● GOAL OF THE EXERCISE
Output the data word for word, dropping every image.

--- begin TASK INPUT ---

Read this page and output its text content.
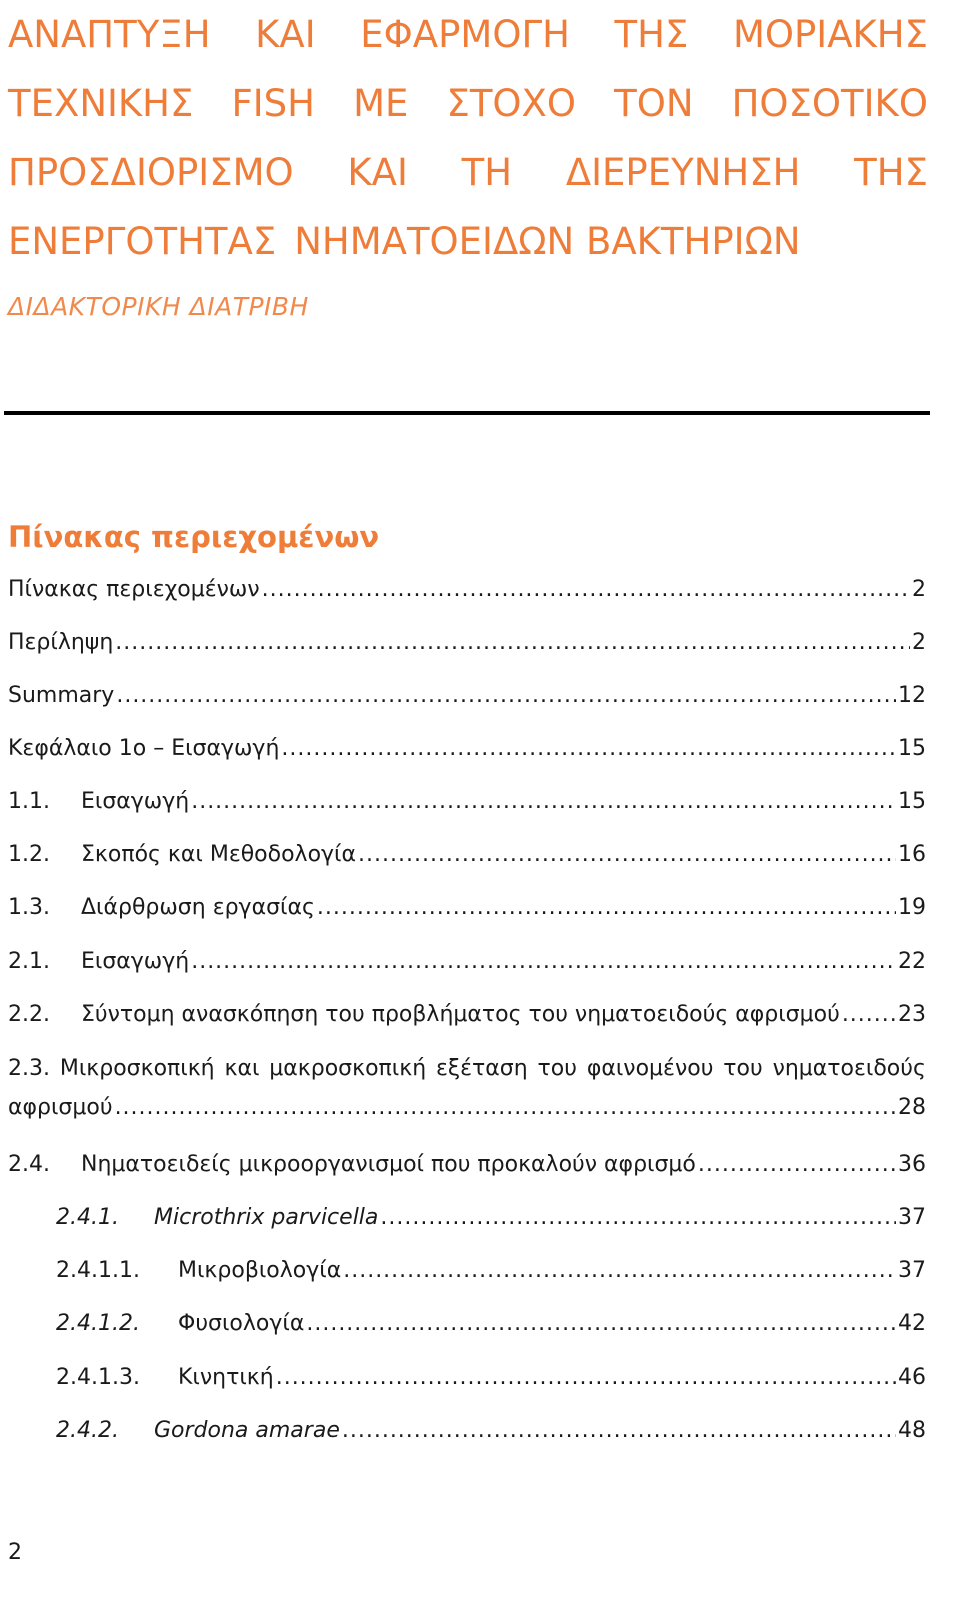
ΑΝΑΠΤΥΞΗ ΚΑΙ ΕΦΑΡΜΟΓΗ ΤΗΣ ΜΟΡΙΑΚΗΣ
ΤΕΧΝΙΚΗΣ FISH ΜΕ ΣΤΟΧΟ ΤΟΝ ΠΟΣΟΤΙΚΟ
ΠΡΟΣΔΙΟΡΙΣΜΟ ΚΑΙ ΤΗ ΔΙΕΡΕΥΝΗΣΗ ΤΗΣ
ΕΝΕΡΓΟΤΗΤΑΣ ΝΗΜΑΤΟΕΙΔΩΝ ΒΑΚΤΗΡΙΩΝ
ΔΙΔΑΚΤΟΡΙΚΗ ΔΙΑΤΡΙΒΗ
Πίνακας περιεχομένων
Πίνακας περιεχομένων .....	2
Περίληψη .....	2
Summary .....	12
Κεφάλαιο 1ο – Εισαγωγή .....	15
1.1.	Εισαγωγή .....	15
1.2.	Σκοπός και Μεθοδολογία .....	16
1.3.	Διάρθρωση εργασίας .....	19
2.1.	Εισαγωγή .....	22
2.2.	Σύντομη ανασκόπηση του προβλήματος του νηματοειδούς αφρισμού .....	23
2.3. Μικροσκοπική και μακροσκοπική εξέταση του φαινομένου του νηματοειδούς
αφρισμού .....	28
2.4.	Νηματοειδείς μικροοργανισμοί που προκαλούν αφρισμό .....	36
2.4.1.	Microthrix parvicella .....	37
2.4.1.1.	Μικροβιολογία .....	37
2.4.1.2.	Φυσιολογία .....	42
2.4.1.3.	Κινητική .....	46
2.4.2.	Gordona amarae .....	48
2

--- end TASK INPUT ---

● ANSWER IN FULL
Read this page and output its text content.
ΑΝΑΠΤΥΞΗ ΚΑΙ ΕΦΑΡΜΟΓΗ ΤΗΣ ΜΟΡΙΑΚΗΣ
ΤΕΧΝΙΚΗΣ FISH ΜΕ ΣΤΟΧΟ ΤΟΝ ΠΟΣΟΤΙΚΟ
ΠΡΟΣΔΙΟΡΙΣΜΟ ΚΑΙ ΤΗ ΔΙΕΡΕΥΝΗΣΗ ΤΗΣ
ΕΝΕΡΓΟΤΗΤΑΣ ΝΗΜΑΤΟΕΙΔΩΝ ΒΑΚΤΗΡΙΩΝ
ΔΙΔΑΚΤΟΡΙΚΗ ΔΙΑΤΡΙΒΗ
Πίνακας περιεχομένων
Πίνακας περιεχομένων .....	2
Περίληψη .....	2
Summary .....	12
Κεφάλαιο 1ο – Εισαγωγή .....	15
1.1.	Εισαγωγή .....	15
1.2.	Σκοπός και Μεθοδολογία .....	16
1.3.	Διάρθρωση εργασίας .....	19
2.1.	Εισαγωγή .....	22
2.2.	Σύντομη ανασκόπηση του προβλήματος του νηματοειδούς αφρισμού .....	23
2.3. Μικροσκοπική και μακροσκοπική εξέταση του φαινομένου του νηματοειδούς
αφρισμού .....	28
2.4.	Νηματοειδείς μικροοργανισμοί που προκαλούν αφρισμό .....	36
2.4.1.	Microthrix parvicella .....	37
2.4.1.1.	Μικροβιολογία .....	37
2.4.1.2.	Φυσιολογία .....	42
2.4.1.3.	Κινητική .....	46
2.4.2.	Gordona amarae .....	48
2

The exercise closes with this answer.